Work required:
Return the count of lines that hold the string "mail", with no other words.

Data entries:

_ _ _

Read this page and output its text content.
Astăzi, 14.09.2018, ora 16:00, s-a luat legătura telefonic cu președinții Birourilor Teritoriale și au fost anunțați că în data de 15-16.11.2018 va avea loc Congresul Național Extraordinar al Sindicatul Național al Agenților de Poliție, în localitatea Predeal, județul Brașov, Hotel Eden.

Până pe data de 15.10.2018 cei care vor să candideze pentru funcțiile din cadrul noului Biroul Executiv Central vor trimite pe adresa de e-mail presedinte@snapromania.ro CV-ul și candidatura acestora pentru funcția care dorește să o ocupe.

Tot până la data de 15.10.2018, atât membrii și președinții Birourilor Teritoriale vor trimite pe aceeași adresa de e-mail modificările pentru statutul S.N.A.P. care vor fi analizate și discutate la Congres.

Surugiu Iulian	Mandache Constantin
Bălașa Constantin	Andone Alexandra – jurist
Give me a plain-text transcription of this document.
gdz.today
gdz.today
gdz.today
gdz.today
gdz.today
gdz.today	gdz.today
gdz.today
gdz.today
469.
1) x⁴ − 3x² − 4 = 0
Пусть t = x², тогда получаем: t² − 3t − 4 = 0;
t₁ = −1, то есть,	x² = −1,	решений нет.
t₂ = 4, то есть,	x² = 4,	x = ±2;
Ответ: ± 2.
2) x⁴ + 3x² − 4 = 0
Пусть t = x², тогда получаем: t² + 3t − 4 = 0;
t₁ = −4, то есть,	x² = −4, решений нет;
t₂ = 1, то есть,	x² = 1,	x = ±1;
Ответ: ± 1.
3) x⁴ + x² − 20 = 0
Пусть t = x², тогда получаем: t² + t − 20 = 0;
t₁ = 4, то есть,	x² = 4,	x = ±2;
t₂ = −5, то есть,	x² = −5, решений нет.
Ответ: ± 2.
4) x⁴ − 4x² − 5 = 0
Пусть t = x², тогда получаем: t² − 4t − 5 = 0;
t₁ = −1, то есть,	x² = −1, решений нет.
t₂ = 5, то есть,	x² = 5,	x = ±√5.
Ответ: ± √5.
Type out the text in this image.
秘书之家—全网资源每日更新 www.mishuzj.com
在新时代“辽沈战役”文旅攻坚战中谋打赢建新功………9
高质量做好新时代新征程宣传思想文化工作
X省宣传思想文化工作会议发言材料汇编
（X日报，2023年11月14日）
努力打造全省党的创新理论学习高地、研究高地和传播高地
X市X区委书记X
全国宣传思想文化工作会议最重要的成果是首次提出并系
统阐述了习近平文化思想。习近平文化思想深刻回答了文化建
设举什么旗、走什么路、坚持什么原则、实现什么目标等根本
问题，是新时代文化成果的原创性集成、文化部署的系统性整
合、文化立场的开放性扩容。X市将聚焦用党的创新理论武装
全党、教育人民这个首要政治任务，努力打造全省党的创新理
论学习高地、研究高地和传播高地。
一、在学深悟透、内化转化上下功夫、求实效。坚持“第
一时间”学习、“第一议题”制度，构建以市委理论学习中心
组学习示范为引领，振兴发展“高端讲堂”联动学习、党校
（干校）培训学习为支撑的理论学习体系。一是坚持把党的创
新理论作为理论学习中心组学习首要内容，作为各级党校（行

_ _ _

Correct output:
2